WHAT THE TASK ASKS: Repeat the whole of the data, keeping every detail the same.

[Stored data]
++++++++
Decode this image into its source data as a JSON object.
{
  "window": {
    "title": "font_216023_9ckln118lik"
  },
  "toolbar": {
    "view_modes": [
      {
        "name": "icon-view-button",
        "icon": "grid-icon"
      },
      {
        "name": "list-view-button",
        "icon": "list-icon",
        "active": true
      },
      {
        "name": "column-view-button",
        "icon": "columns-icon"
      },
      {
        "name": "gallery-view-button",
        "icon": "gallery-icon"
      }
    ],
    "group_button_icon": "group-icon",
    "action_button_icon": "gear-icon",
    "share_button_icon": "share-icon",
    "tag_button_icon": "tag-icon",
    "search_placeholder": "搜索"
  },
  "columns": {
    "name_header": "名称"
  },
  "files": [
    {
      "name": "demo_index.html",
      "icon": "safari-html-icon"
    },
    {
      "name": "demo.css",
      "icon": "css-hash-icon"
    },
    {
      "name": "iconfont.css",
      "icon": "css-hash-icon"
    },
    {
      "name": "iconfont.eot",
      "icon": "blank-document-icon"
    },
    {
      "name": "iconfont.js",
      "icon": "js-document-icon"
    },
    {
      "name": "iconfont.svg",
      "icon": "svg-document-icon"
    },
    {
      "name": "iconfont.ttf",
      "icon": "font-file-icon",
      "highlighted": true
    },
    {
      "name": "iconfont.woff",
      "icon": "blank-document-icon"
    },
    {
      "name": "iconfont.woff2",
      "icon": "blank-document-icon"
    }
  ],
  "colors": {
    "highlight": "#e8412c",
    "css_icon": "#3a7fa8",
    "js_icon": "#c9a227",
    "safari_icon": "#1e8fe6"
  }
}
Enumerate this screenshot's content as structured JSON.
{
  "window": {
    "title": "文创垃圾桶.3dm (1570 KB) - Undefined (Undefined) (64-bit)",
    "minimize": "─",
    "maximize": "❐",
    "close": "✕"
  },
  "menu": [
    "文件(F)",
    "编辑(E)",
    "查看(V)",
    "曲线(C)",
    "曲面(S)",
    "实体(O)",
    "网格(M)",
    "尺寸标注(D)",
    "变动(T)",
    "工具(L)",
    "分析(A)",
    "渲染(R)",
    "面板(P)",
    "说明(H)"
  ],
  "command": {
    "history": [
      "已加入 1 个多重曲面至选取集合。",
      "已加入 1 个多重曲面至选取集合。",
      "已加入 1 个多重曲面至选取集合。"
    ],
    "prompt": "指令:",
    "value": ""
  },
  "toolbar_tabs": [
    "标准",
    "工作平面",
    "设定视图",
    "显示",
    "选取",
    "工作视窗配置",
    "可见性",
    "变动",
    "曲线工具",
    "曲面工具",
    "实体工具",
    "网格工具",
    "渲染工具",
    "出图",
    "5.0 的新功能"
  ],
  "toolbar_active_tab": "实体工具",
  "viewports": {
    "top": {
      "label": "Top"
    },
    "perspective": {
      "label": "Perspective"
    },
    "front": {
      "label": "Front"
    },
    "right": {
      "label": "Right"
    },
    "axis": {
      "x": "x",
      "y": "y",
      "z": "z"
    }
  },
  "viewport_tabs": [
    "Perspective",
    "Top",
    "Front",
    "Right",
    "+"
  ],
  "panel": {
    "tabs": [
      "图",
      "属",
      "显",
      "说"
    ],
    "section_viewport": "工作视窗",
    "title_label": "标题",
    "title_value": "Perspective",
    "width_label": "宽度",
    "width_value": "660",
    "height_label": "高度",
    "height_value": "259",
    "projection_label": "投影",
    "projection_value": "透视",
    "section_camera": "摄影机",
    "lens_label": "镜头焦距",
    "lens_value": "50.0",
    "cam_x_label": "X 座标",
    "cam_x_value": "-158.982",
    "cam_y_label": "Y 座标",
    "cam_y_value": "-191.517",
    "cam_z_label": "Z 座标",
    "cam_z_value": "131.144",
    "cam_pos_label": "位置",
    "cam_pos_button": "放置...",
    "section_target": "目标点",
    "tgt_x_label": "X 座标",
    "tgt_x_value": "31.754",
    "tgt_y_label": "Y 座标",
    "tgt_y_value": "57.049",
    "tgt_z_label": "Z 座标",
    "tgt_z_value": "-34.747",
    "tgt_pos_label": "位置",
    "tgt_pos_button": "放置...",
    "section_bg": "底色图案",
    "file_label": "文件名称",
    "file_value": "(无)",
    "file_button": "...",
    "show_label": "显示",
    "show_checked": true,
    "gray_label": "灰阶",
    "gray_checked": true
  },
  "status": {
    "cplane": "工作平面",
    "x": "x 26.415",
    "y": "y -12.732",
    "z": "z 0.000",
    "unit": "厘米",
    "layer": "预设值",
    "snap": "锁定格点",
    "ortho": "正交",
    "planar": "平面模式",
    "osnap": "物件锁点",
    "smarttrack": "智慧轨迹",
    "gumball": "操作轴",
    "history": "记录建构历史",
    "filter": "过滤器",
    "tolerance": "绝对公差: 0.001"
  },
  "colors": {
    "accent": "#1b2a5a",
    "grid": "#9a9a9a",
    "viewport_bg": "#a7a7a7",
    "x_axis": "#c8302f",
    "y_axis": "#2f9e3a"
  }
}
++++++++
CORRECT RESPONSE:
Decode this image into its source data as a JSON object.
{
  "window": {
    "title": "font_216023_9ckln118lik"
  },
  "toolbar": {
    "view_modes": [
      {
        "name": "icon-view-button",
        "icon": "grid-icon"
      },
      {
        "name": "list-view-button",
        "icon": "list-icon",
        "active": true
      },
      {
        "name": "column-view-button",
        "icon": "columns-icon"
      },
      {
        "name": "gallery-view-button",
        "icon": "gallery-icon"
      }
    ],
    "group_button_icon": "group-icon",
    "action_button_icon": "gear-icon",
    "share_button_icon": "share-icon",
    "tag_button_icon": "tag-icon",
    "search_placeholder": "搜索"
  },
  "columns": {
    "name_header": "名称"
  },
  "files": [
    {
      "name": "demo_index.html",
      "icon": "safari-html-icon"
    },
    {
      "name": "demo.css",
      "icon": "css-hash-icon"
    },
    {
      "name": "iconfont.css",
      "icon": "css-hash-icon"
    },
    {
      "name": "iconfont.eot",
      "icon": "blank-document-icon"
    },
    {
      "name": "iconfont.js",
      "icon": "js-document-icon"
    },
    {
      "name": "iconfont.svg",
      "icon": "svg-document-icon"
    },
    {
      "name": "iconfont.ttf",
      "icon": "font-file-icon",
      "highlighted": true
    },
    {
      "name": "iconfont.woff",
      "icon": "blank-document-icon"
    },
    {
      "name": "iconfont.woff2",
      "icon": "blank-document-icon"
    }
  ],
  "colors": {
    "highlight": "#e8412c",
    "css_icon": "#3a7fa8",
    "js_icon": "#c9a227",
    "safari_icon": "#1e8fe6"
  }
}
Enumerate this screenshot's content as structured JSON.
{
  "window": {
    "title": "文创垃圾桶.3dm (1570 KB) - Undefined (Undefined) (64-bit)",
    "minimize": "─",
    "maximize": "❐",
    "close": "✕"
  },
  "menu": [
    "文件(F)",
    "编辑(E)",
    "查看(V)",
    "曲线(C)",
    "曲面(S)",
    "实体(O)",
    "网格(M)",
    "尺寸标注(D)",
    "变动(T)",
    "工具(L)",
    "分析(A)",
    "渲染(R)",
    "面板(P)",
    "说明(H)"
  ],
  "command": {
    "history": [
      "已加入 1 个多重曲面至选取集合。",
      "已加入 1 个多重曲面至选取集合。",
      "已加入 1 个多重曲面至选取集合。"
    ],
    "prompt": "指令:",
    "value": ""
  },
  "toolbar_tabs": [
    "标准",
    "工作平面",
    "设定视图",
    "显示",
    "选取",
    "工作视窗配置",
    "可见性",
    "变动",
    "曲线工具",
    "曲面工具",
    "实体工具",
    "网格工具",
    "渲染工具",
    "出图",
    "5.0 的新功能"
  ],
  "toolbar_active_tab": "实体工具",
  "viewports": {
    "top": {
      "label": "Top"
    },
    "perspective": {
      "label": "Perspective"
    },
    "front": {
      "label": "Front"
    },
    "right": {
      "label": "Right"
    },
    "axis": {
      "x": "x",
      "y": "y",
      "z": "z"
    }
  },
  "viewport_tabs": [
    "Perspective",
    "Top",
    "Front",
    "Right",
    "+"
  ],
  "panel": {
    "tabs": [
      "图",
      "属",
      "显",
      "说"
    ],
    "section_viewport": "工作视窗",
    "title_label": "标题",
    "title_value": "Perspective",
    "width_label": "宽度",
    "width_value": "660",
    "height_label": "高度",
    "height_value": "259",
    "projection_label": "投影",
    "projection_value": "透视",
    "section_camera": "摄影机",
    "lens_label": "镜头焦距",
    "lens_value": "50.0",
    "cam_x_label": "X 座标",
    "cam_x_value": "-158.982",
    "cam_y_label": "Y 座标",
    "cam_y_value": "-191.517",
    "cam_z_label": "Z 座标",
    "cam_z_value": "131.144",
    "cam_pos_label": "位置",
    "cam_pos_button": "放置...",
    "section_target": "目标点",
    "tgt_x_label": "X 座标",
    "tgt_x_value": "31.754",
    "tgt_y_label": "Y 座标",
    "tgt_y_value": "57.049",
    "tgt_z_label": "Z 座标",
    "tgt_z_value": "-34.747",
    "tgt_pos_label": "位置",
    "tgt_pos_button": "放置...",
    "section_bg": "底色图案",
    "file_label": "文件名称",
    "file_value": "(无)",
    "file_button": "...",
    "show_label": "显示",
    "show_checked": true,
    "gray_label": "灰阶",
    "gray_checked": true
  },
  "status": {
    "cplane": "工作平面",
    "x": "x 26.415",
    "y": "y -12.732",
    "z": "z 0.000",
    "unit": "厘米",
    "layer": "预设值",
    "snap": "锁定格点",
    "ortho": "正交",
    "planar": "平面模式",
    "osnap": "物件锁点",
    "smarttrack": "智慧轨迹",
    "gumball": "操作轴",
    "history": "记录建构历史",
    "filter": "过滤器",
    "tolerance": "绝对公差: 0.001"
  },
  "colors": {
    "accent": "#1b2a5a",
    "grid": "#9a9a9a",
    "viewport_bg": "#a7a7a7",
    "x_axis": "#c8302f",
    "y_axis": "#2f9e3a"
  }
}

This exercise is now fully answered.